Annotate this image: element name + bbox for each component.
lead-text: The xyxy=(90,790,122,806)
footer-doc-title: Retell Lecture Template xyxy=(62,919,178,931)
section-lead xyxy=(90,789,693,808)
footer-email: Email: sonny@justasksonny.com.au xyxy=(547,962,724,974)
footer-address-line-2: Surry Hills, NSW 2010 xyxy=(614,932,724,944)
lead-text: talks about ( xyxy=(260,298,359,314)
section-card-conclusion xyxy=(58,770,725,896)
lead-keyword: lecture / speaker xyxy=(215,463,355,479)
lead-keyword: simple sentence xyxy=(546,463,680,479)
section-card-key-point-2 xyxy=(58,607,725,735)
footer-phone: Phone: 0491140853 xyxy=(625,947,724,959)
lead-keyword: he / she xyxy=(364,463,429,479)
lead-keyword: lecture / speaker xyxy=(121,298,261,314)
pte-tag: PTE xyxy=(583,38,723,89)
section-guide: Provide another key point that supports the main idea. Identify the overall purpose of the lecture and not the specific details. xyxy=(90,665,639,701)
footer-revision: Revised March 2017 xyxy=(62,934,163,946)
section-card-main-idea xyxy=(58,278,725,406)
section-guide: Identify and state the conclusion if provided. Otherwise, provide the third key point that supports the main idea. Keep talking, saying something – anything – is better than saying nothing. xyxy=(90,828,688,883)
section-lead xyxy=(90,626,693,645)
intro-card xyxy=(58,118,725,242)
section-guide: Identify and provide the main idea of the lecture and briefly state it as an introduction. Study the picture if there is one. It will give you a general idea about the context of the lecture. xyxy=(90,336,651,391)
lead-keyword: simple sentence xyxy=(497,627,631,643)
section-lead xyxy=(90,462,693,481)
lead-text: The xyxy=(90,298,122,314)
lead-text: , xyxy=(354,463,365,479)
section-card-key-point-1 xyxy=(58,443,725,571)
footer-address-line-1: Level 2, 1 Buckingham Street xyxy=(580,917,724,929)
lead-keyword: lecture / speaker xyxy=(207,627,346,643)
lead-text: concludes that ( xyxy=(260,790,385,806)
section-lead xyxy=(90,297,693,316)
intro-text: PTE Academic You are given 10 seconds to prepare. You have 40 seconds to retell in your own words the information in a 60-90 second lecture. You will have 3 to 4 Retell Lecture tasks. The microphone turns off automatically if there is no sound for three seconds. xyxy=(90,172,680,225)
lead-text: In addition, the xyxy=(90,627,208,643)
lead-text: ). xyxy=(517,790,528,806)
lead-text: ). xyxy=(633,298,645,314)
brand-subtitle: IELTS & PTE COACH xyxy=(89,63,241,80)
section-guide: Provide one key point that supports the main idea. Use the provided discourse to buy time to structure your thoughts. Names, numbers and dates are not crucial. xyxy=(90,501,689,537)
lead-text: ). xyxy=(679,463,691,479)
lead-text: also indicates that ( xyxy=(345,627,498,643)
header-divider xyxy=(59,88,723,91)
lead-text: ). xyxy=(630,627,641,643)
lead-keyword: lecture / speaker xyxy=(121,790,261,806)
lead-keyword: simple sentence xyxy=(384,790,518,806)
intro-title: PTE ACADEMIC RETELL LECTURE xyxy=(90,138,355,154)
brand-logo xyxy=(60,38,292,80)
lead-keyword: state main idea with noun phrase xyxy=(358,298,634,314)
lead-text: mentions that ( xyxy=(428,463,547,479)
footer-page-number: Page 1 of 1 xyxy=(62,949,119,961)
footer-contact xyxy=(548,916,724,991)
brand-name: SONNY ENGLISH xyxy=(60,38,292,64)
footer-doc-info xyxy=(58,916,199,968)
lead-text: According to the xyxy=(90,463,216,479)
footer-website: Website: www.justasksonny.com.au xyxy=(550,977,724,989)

━━━━━━━━━━━━━━━━━━━━━━━━━━━━━━

YOUR GOAL: State how many lines of the data above contain the string "conclusion", and give only the number.

ANSWER TO THIS TASK: 2